Instruction :: Repeat the listing below in full, exactly as it stands.

Items ::

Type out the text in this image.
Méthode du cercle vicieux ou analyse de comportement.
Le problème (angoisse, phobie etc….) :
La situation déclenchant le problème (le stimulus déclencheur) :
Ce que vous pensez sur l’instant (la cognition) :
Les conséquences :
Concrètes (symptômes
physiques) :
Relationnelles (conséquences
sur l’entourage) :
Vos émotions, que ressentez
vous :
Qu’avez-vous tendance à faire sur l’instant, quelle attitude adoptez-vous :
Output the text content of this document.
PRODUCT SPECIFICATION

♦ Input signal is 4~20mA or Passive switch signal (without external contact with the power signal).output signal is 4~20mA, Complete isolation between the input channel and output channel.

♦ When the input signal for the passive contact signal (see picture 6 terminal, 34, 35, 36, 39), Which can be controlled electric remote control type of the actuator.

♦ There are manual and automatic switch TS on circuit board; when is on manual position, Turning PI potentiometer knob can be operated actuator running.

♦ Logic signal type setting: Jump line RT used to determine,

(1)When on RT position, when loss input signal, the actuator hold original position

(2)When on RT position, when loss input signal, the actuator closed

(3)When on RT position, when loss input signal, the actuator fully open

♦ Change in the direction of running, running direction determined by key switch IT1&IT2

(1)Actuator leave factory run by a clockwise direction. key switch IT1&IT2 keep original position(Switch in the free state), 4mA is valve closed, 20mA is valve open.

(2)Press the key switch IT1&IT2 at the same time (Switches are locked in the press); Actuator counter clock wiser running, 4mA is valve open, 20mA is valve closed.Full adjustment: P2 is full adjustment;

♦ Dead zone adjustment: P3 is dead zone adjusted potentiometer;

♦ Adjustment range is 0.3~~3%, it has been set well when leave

Complete response ::
Type out the text in this image.
Méthode du cercle vicieux ou analyse de comportement.
Le problème (angoisse, phobie etc….) :
La situation déclenchant le problème (le stimulus déclencheur) :
Ce que vous pensez sur l’instant (la cognition) :
Les conséquences :
Concrètes (symptômes
physiques) :
Relationnelles (conséquences
sur l’entourage) :
Vos émotions, que ressentez
vous :
Qu’avez-vous tendance à faire sur l’instant, quelle attitude adoptez-vous :
Output the text content of this document.
PRODUCT SPECIFICATION

♦ Input signal is 4~20mA or Passive switch signal (without external contact with the power signal).output signal is 4~20mA, Complete isolation between the input channel and output channel.

♦ When the input signal for the passive contact signal (see picture 6 terminal, 34, 35, 36, 39), Which can be controlled electric remote control type of the actuator.

♦ There are manual and automatic switch TS on circuit board; when is on manual position, Turning PI potentiometer knob can be operated actuator running.

♦ Logic signal type setting: Jump line RT used to determine,

(1)When on RT position, when loss input signal, the actuator hold original position

(2)When on RT position, when loss input signal, the actuator closed

(3)When on RT position, when loss input signal, the actuator fully open

♦ Change in the direction of running, running direction determined by key switch IT1&IT2

(1)Actuator leave factory run by a clockwise direction. key switch IT1&IT2 keep original position(Switch in the free state), 4mA is valve closed, 20mA is valve open.

(2)Press the key switch IT1&IT2 at the same time (Switches are locked in the press); Actuator counter clock wiser running, 4mA is valve open, 20mA is valve closed.Full adjustment: P2 is full adjustment;

♦ Dead zone adjustment: P3 is dead zone adjusted potentiometer;

♦ Adjustment range is 0.3~~3%, it has been set well when leave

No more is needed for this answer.